◆ **Given records**
= = = = =

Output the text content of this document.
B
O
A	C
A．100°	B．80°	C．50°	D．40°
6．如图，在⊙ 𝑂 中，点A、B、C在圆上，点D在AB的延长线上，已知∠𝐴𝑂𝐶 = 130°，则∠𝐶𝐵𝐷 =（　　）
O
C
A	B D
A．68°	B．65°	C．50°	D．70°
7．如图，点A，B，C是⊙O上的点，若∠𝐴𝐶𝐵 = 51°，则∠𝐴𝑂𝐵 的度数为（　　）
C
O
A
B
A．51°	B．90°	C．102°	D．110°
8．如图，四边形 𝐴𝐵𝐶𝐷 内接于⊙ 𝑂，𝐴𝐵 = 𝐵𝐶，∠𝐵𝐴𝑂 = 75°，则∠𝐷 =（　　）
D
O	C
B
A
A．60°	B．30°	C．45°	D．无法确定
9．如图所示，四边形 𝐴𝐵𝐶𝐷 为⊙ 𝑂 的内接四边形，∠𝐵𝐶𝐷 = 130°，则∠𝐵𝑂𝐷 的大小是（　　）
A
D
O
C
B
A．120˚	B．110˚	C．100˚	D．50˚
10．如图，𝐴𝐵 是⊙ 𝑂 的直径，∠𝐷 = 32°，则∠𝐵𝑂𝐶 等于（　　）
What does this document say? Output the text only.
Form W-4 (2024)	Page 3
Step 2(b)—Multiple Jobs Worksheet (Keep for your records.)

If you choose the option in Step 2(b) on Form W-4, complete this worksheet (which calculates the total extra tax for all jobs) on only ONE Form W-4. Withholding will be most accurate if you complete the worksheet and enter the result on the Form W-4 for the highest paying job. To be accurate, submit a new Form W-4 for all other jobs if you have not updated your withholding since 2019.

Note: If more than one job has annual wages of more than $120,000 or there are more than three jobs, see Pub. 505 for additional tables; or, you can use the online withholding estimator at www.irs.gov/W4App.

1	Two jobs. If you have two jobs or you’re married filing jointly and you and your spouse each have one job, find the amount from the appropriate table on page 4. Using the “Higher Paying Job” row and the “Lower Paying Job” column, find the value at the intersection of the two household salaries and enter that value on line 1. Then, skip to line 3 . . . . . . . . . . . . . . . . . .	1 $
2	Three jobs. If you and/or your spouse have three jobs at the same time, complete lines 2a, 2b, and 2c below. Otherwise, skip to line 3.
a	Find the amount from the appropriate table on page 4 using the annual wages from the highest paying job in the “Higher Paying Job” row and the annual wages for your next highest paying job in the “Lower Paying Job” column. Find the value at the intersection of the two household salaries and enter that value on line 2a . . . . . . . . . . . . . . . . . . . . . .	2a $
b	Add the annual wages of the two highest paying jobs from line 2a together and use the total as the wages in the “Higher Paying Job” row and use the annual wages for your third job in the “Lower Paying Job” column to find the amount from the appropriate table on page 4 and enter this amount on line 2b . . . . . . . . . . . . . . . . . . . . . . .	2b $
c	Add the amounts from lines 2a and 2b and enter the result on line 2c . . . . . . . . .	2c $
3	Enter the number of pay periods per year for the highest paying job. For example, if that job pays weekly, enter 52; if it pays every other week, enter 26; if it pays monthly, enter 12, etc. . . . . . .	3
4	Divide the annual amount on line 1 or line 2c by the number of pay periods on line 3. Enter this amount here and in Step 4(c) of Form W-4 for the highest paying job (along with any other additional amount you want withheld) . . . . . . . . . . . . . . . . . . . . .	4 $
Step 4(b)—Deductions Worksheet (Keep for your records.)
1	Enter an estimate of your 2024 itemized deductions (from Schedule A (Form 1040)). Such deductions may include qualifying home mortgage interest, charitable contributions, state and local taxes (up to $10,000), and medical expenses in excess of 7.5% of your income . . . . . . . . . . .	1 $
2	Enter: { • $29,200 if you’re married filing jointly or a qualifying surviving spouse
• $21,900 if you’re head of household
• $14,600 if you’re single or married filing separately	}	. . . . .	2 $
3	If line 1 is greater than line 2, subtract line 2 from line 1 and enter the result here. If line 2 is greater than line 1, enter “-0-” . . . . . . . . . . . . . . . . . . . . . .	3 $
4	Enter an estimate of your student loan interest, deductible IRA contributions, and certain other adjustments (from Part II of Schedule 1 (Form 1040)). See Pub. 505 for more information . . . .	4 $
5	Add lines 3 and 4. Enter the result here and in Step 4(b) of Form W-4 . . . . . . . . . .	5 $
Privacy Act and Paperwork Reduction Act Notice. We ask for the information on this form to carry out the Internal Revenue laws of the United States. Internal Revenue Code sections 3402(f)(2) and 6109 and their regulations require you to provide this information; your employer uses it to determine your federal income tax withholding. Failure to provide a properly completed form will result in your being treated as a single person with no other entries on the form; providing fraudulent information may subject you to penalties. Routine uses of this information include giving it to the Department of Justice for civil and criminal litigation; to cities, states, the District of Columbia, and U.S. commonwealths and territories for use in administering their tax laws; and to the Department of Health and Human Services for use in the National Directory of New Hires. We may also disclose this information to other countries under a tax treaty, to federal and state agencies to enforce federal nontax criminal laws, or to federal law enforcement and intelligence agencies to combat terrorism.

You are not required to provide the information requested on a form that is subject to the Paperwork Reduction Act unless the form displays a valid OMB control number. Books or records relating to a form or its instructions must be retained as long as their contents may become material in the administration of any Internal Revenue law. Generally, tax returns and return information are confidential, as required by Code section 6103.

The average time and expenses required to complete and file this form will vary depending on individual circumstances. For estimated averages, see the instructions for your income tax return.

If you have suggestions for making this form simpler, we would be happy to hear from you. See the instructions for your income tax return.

= = = = =

◆ **Exercise**
Above are some records. Print them all exactly.

◆ **Exercise result**
Output the text content of this document.
B
O
A	C
A．100°	B．80°	C．50°	D．40°
6．如图，在⊙ 𝑂 中，点A、B、C在圆上，点D在AB的延长线上，已知∠𝐴𝑂𝐶 = 130°，则∠𝐶𝐵𝐷 =（　　）
O
C
A	B D
A．68°	B．65°	C．50°	D．70°
7．如图，点A，B，C是⊙O上的点，若∠𝐴𝐶𝐵 = 51°，则∠𝐴𝑂𝐵 的度数为（　　）
C
O
A
B
A．51°	B．90°	C．102°	D．110°
8．如图，四边形 𝐴𝐵𝐶𝐷 内接于⊙ 𝑂，𝐴𝐵 = 𝐵𝐶，∠𝐵𝐴𝑂 = 75°，则∠𝐷 =（　　）
D
O	C
B
A
A．60°	B．30°	C．45°	D．无法确定
9．如图所示，四边形 𝐴𝐵𝐶𝐷 为⊙ 𝑂 的内接四边形，∠𝐵𝐶𝐷 = 130°，则∠𝐵𝑂𝐷 的大小是（　　）
A
D
O
C
B
A．120˚	B．110˚	C．100˚	D．50˚
10．如图，𝐴𝐵 是⊙ 𝑂 的直径，∠𝐷 = 32°，则∠𝐵𝑂𝐶 等于（　　）
What does this document say? Output the text only.
Form W-4 (2024)	Page 3
Step 2(b)—Multiple Jobs Worksheet (Keep for your records.)

If you choose the option in Step 2(b) on Form W-4, complete this worksheet (which calculates the total extra tax for all jobs) on only ONE Form W-4. Withholding will be most accurate if you complete the worksheet and enter the result on the Form W-4 for the highest paying job. To be accurate, submit a new Form W-4 for all other jobs if you have not updated your withholding since 2019.

Note: If more than one job has annual wages of more than $120,000 or there are more than three jobs, see Pub. 505 for additional tables; or, you can use the online withholding estimator at www.irs.gov/W4App.

1	Two jobs. If you have two jobs or you’re married filing jointly and you and your spouse each have one job, find the amount from the appropriate table on page 4. Using the “Higher Paying Job” row and the “Lower Paying Job” column, find the value at the intersection of the two household salaries and enter that value on line 1. Then, skip to line 3 . . . . . . . . . . . . . . . . . .	1 $
2	Three jobs. If you and/or your spouse have three jobs at the same time, complete lines 2a, 2b, and 2c below. Otherwise, skip to line 3.
a	Find the amount from the appropriate table on page 4 using the annual wages from the highest paying job in the “Higher Paying Job” row and the annual wages for your next highest paying job in the “Lower Paying Job” column. Find the value at the intersection of the two household salaries and enter that value on line 2a . . . . . . . . . . . . . . . . . . . . . .	2a $
b	Add the annual wages of the two highest paying jobs from line 2a together and use the total as the wages in the “Higher Paying Job” row and use the annual wages for your third job in the “Lower Paying Job” column to find the amount from the appropriate table on page 4 and enter this amount on line 2b . . . . . . . . . . . . . . . . . . . . . . .	2b $
c	Add the amounts from lines 2a and 2b and enter the result on line 2c . . . . . . . . .	2c $
3	Enter the number of pay periods per year for the highest paying job. For example, if that job pays weekly, enter 52; if it pays every other week, enter 26; if it pays monthly, enter 12, etc. . . . . . .	3
4	Divide the annual amount on line 1 or line 2c by the number of pay periods on line 3. Enter this amount here and in Step 4(c) of Form W-4 for the highest paying job (along with any other additional amount you want withheld) . . . . . . . . . . . . . . . . . . . . .	4 $
Step 4(b)—Deductions Worksheet (Keep for your records.)
1	Enter an estimate of your 2024 itemized deductions (from Schedule A (Form 1040)). Such deductions may include qualifying home mortgage interest, charitable contributions, state and local taxes (up to $10,000), and medical expenses in excess of 7.5% of your income . . . . . . . . . . .	1 $
2	Enter: { • $29,200 if you’re married filing jointly or a qualifying surviving spouse
• $21,900 if you’re head of household
• $14,600 if you’re single or married filing separately	}	. . . . .	2 $
3	If line 1 is greater than line 2, subtract line 2 from line 1 and enter the result here. If line 2 is greater than line 1, enter “-0-” . . . . . . . . . . . . . . . . . . . . . .	3 $
4	Enter an estimate of your student loan interest, deductible IRA contributions, and certain other adjustments (from Part II of Schedule 1 (Form 1040)). See Pub. 505 for more information . . . .	4 $
5	Add lines 3 and 4. Enter the result here and in Step 4(b) of Form W-4 . . . . . . . . . .	5 $
Privacy Act and Paperwork Reduction Act Notice. We ask for the information on this form to carry out the Internal Revenue laws of the United States. Internal Revenue Code sections 3402(f)(2) and 6109 and their regulations require you to provide this information; your employer uses it to determine your federal income tax withholding. Failure to provide a properly completed form will result in your being treated as a single person with no other entries on the form; providing fraudulent information may subject you to penalties. Routine uses of this information include giving it to the Department of Justice for civil and criminal litigation; to cities, states, the District of Columbia, and U.S. commonwealths and territories for use in administering their tax laws; and to the Department of Health and Human Services for use in the National Directory of New Hires. We may also disclose this information to other countries under a tax treaty, to federal and state agencies to enforce federal nontax criminal laws, or to federal law enforcement and intelligence agencies to combat terrorism.

You are not required to provide the information requested on a form that is subject to the Paperwork Reduction Act unless the form displays a valid OMB control number. Books or records relating to a form or its instructions must be retained as long as their contents may become material in the administration of any Internal Revenue law. Generally, tax returns and return information are confidential, as required by Code section 6103.

The average time and expenses required to complete and file this form will vary depending on individual circumstances. For estimated averages, see the instructions for your income tax return.

If you have suggestions for making this form simpler, we would be happy to hear from you. See the instructions for your income tax return.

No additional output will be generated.